Whenever a line below holds the word "年版一部附录Ⅸ", copy that line.

◇ ◇ ◇ ◇ ◇ ◇ ◇

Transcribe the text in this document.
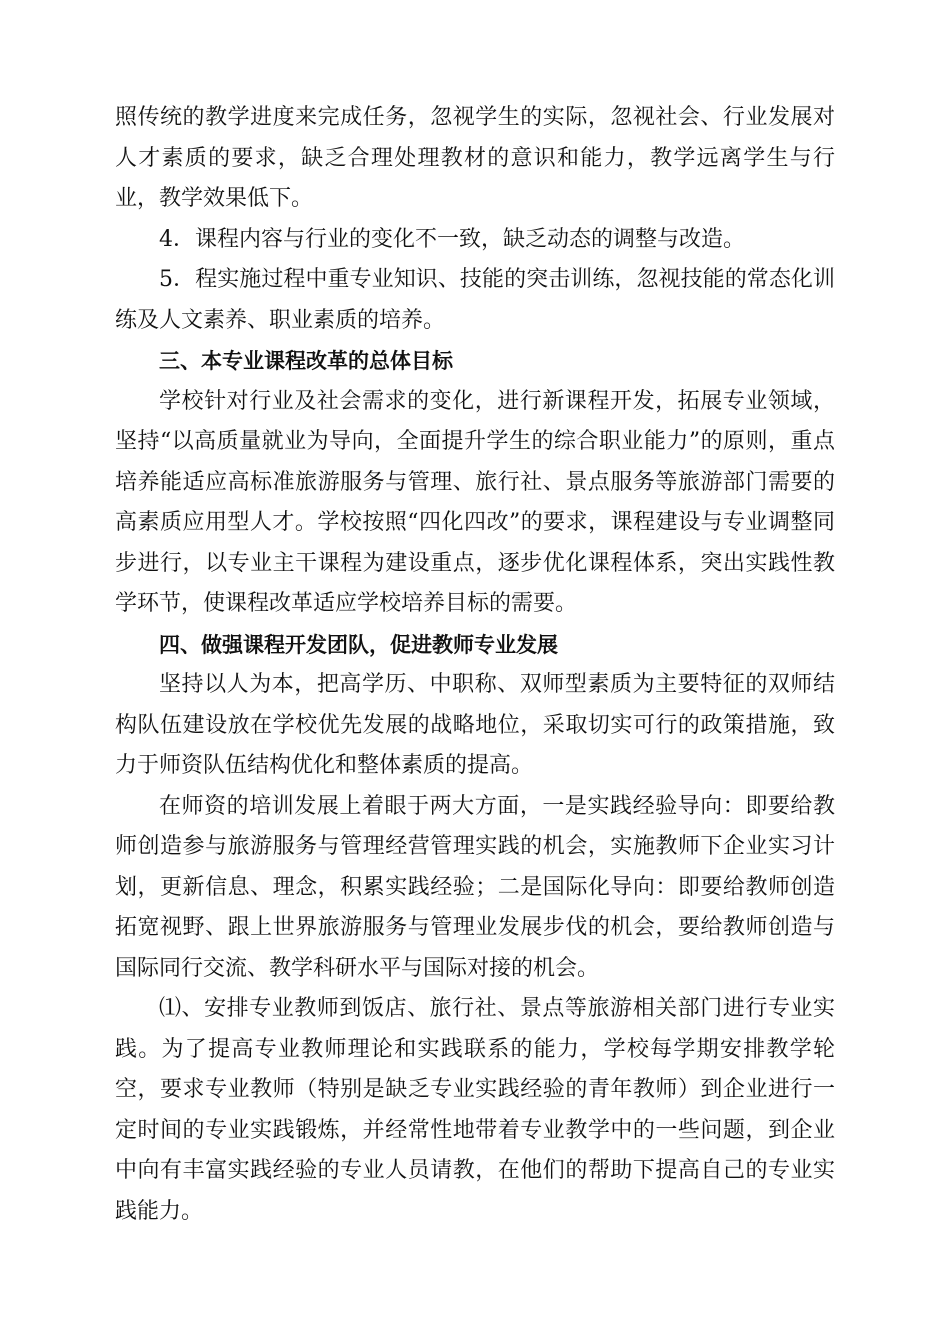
照传统的教学进度来完成任务，忽视学生的实际，忽视社会、行业发展对人才素质的要求，缺乏合理处理教材的意识和能力，教学远离学生与行业，教学效果低下。

4．课程内容与行业的变化不一致，缺乏动态的调整与改造。

5．程实施过程中重专业知识、技能的突击训练，忽视技能的常态化训练及人文素养、职业素质的培养。

三、本专业课程改革的总体目标

学校针对行业及社会需求的变化，进行新课程开发，拓展专业领域，坚持“以高质量就业为导向，全面提升学生的综合职业能力”的原则，重点培养能适应高标准旅游服务与管理、旅行社、景点服务等旅游部门需要的高素质应用型人才。学校按照“四化四改”的要求，课程建设与专业调整同步进行，以专业主干课程为建设重点，逐步优化课程体系，突出实践性教学环节，使课程改革适应学校培养目标的需要。

四、做强课程开发团队，促进教师专业发展

坚持以人为本，把高学历、中职称、双师型素质为主要特征的双师结构队伍建设放在学校优先发展的战略地位，采取切实可行的政策措施，致力于师资队伍结构优化和整体素质的提高。

在师资的培训发展上着眼于两大方面，一是实践经验导向：即要给教师创造参与旅游服务与管理经营管理实践的机会，实施教师下企业实习计划，更新信息、理念，积累实践经验；二是国际化导向：即要给教师创造拓宽视野、跟上世界旅游服务与管理业发展步伐的机会，要给教师创造与国际同行交流、教学科研水平与国际对接的机会。

⑴、安排专业教师到饭店、旅行社、景点等旅游相关部门进行专业实践。为了提高专业教师理论和实践联系的能力，学校每学期安排教学轮空，要求专业教师（特别是缺乏专业实践经验的青年教师）到企业进行一定时间的专业实践锻炼，并经常性地带着专业教学中的一些问题，到企业中向有丰富实践经验的专业人员请教，在他们的帮助下提高自己的专业实践能力。
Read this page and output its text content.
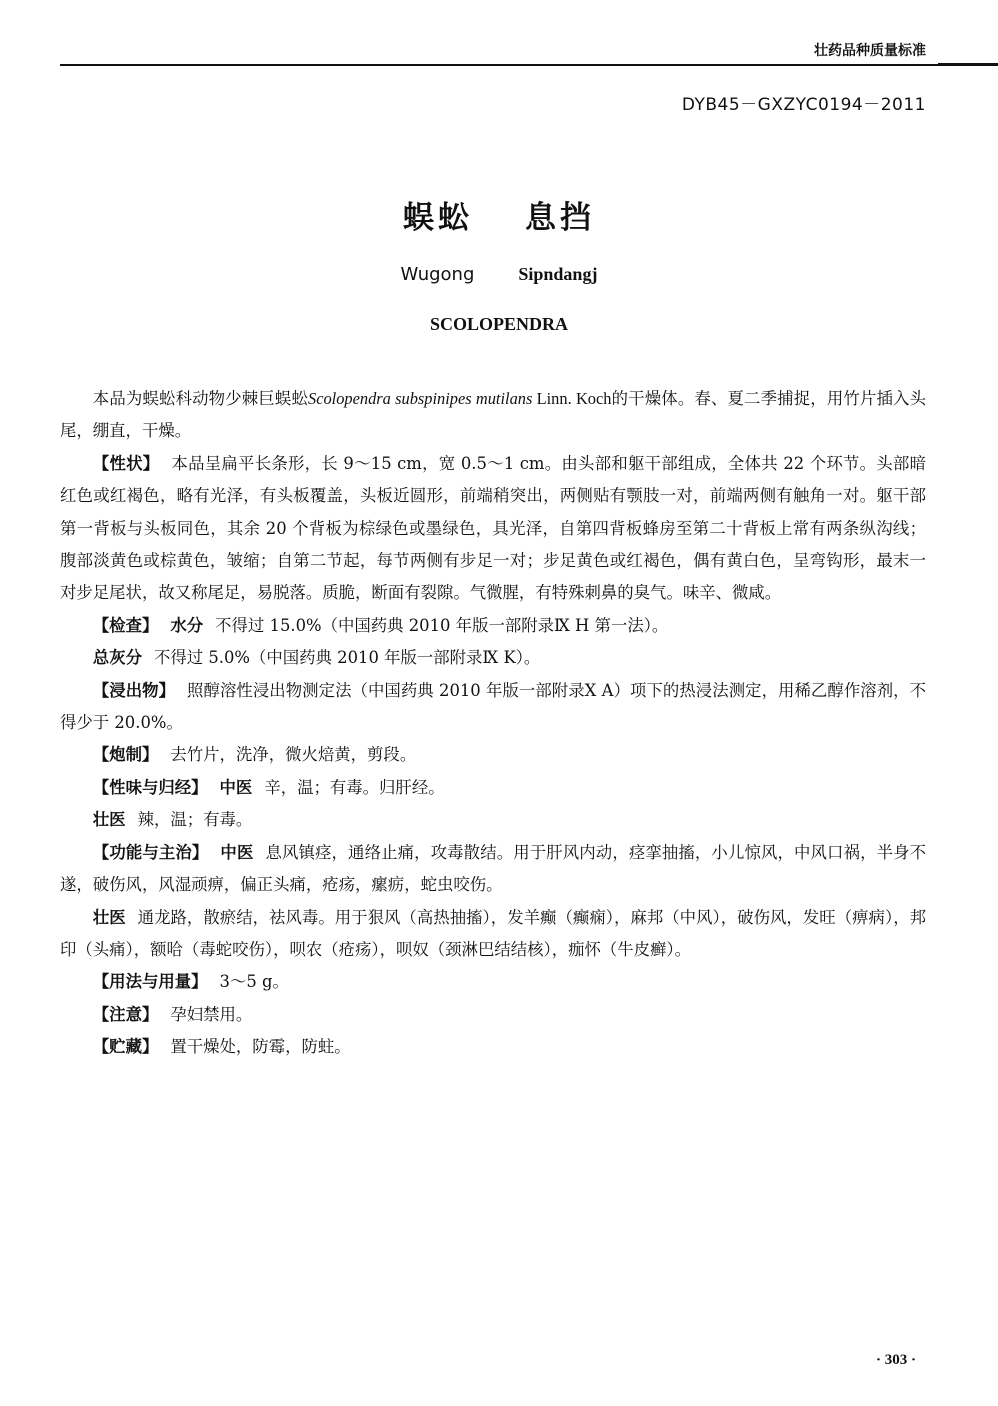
壮药品种质量标准
DYB45－GXZYC0194－2011
蜈蚣 息挡
Wugong Sipndangj
SCOLOPENDRA

本品为蜈蚣科动物少棘巨蜈蚣Scolopendra subspinipes mutilans Linn. Koch的干燥体。春、夏二季捕捉，用竹片插入头尾，绷直，干燥。

【性状】 本品呈扁平长条形，长 9～15 cm，宽 0.5～1 cm。由头部和躯干部组成，全体共 22 个环节。头部暗红色或红褐色，略有光泽，有头板覆盖，头板近圆形，前端稍突出，两侧贴有颚肢一对，前端两侧有触角一对。躯干部第一背板与头板同色，其余 20 个背板为棕绿色或墨绿色，具光泽，自第四背板蜂房至第二十背板上常有两条纵沟线；腹部淡黄色或棕黄色，皱缩；自第二节起，每节两侧有步足一对；步足黄色或红褐色，偶有黄白色，呈弯钩形，最末一对步足尾状，故又称尾足，易脱落。质脆，断面有裂隙。气微腥，有特殊刺鼻的臭气。味辛、微咸。

【检查】 水分 不得过 15.0%（中国药典 2010 年版一部附录Ⅸ H 第一法）。

总灰分 不得过 5.0%（中国药典 2010 年版一部附录Ⅸ K）。

【浸出物】 照醇溶性浸出物测定法（中国药典 2010 年版一部附录Ⅹ A）项下的热浸法测定，用稀乙醇作溶剂，不得少于 20.0%。

【炮制】 去竹片，洗净，微火焙黄，剪段。

【性味与归经】 中医 辛，温；有毒。归肝经。

壮医 辣，温；有毒。

【功能与主治】 中医 息风镇痉，通络止痛，攻毒散结。用于肝风内动，痉挛抽搐，小儿惊风，中风口祸，半身不遂，破伤风，风湿顽痹，偏正头痛，疮疡，瘰疬，蛇虫咬伤。

壮医 通龙路，散瘀结，祛风毒。用于狠风（高热抽搐），发羊癫（癫痫），麻邦（中风），破伤风，发旺（痹病），邦印（头痛），额哈（毒蛇咬伤），呗农（疮疡），呗奴（颈淋巴结结核），痂怀（牛皮癣）。

【用法与用量】 3～5 g。

【注意】 孕妇禁用。

【贮藏】 置干燥处，防霉，防蛀。

· 303 ·
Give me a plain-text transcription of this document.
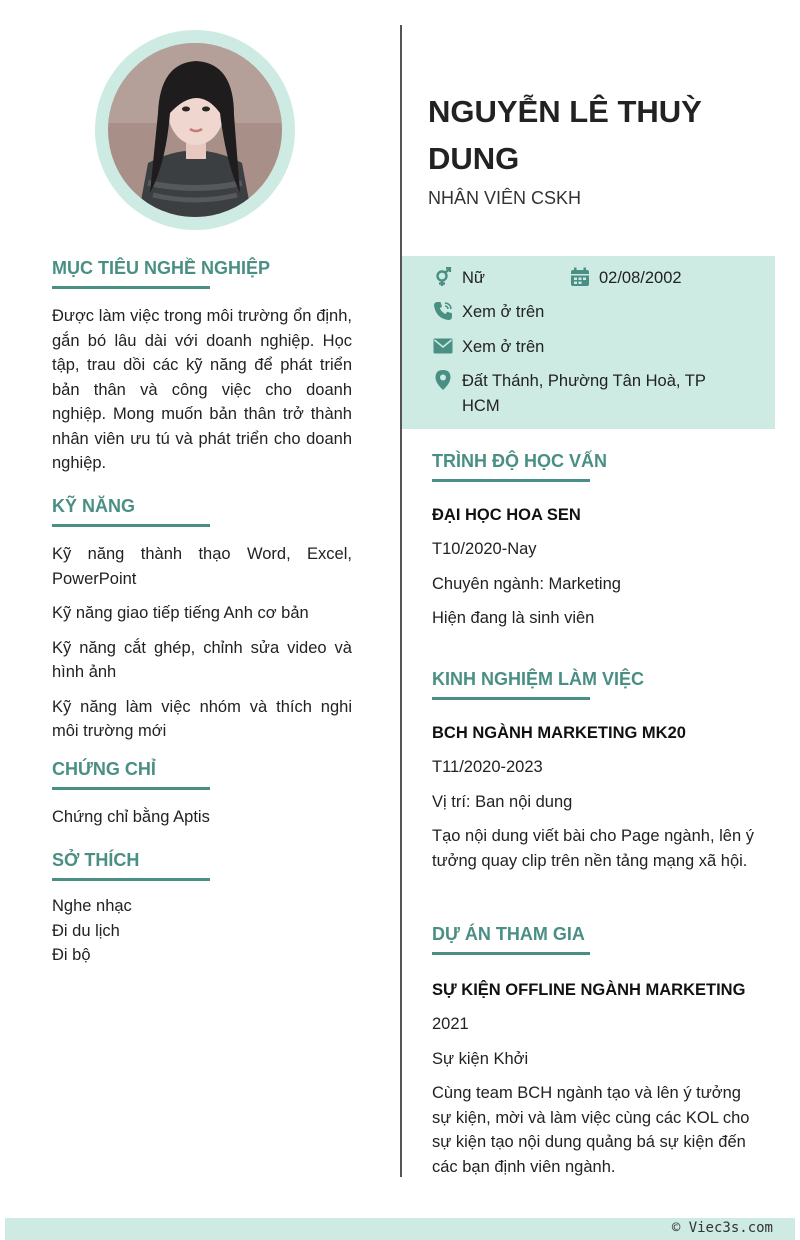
MỤC TIÊU NGHỀ NGHIỆP

Được làm việc trong môi trường ổn định, gắn bó lâu dài với doanh nghiệp. Học tập, trau dồi các kỹ năng để phát triển bản thân và công việc cho doanh nghiệp. Mong muốn bản thân trở thành nhân viên ưu tú và phát triển cho doanh nghiệp.

KỸ NĂNG

Kỹ năng thành thạo Word, Excel, PowerPoint

Kỹ năng giao tiếp tiếng Anh cơ bản

Kỹ năng cắt ghép, chỉnh sửa video và hình ảnh

Kỹ năng làm việc nhóm và thích nghi môi trường mới

CHỨNG CHỈ

Chứng chỉ bằng Aptis

SỞ THÍCH

Nghe nhạc

Đi du lịch

Đi bộ

NGUYỄN LÊ THUỲ DUNG
NHÂN VIÊN CSKH
Nữ	02/08/2002
Xem ở trên
Xem ở trên
Đất Thánh, Phường Tân Hoà, TP HCM
TRÌNH ĐỘ HỌC VẤN
ĐẠI HỌC HOA SEN
T10/2020-Nay
Chuyên ngành: Marketing
Hiện đang là sinh viên
KINH NGHIỆM LÀM VIỆC
BCH NGÀNH MARKETING MK20
T11/2020-2023
Vị trí: Ban nội dung
Tạo nội dung viết bài cho Page ngành, lên ý tưởng quay clip trên nền tảng mạng xã hội.
DỰ ÁN THAM GIA
SỰ KIỆN OFFLINE NGÀNH MARKETING
2021
Sự kiện Khởi
Cùng team BCH ngành tạo và lên ý tưởng sự kiện, mời và làm việc cùng các KOL cho sự kiện tạo nội dung quảng bá sự kiện đến các bạn định viên ngành.
© Viec3s.com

◇ ◇ ◇ ◇ ◇ ◇ ◇

Answer to the problem
【检查】 水分 不得过 15.0%（中国药典 2010 年版一部附录Ⅸ H 第一法）。
总灰分 不得过 5.0%（中国药典 2010 年版一部附录Ⅸ K）。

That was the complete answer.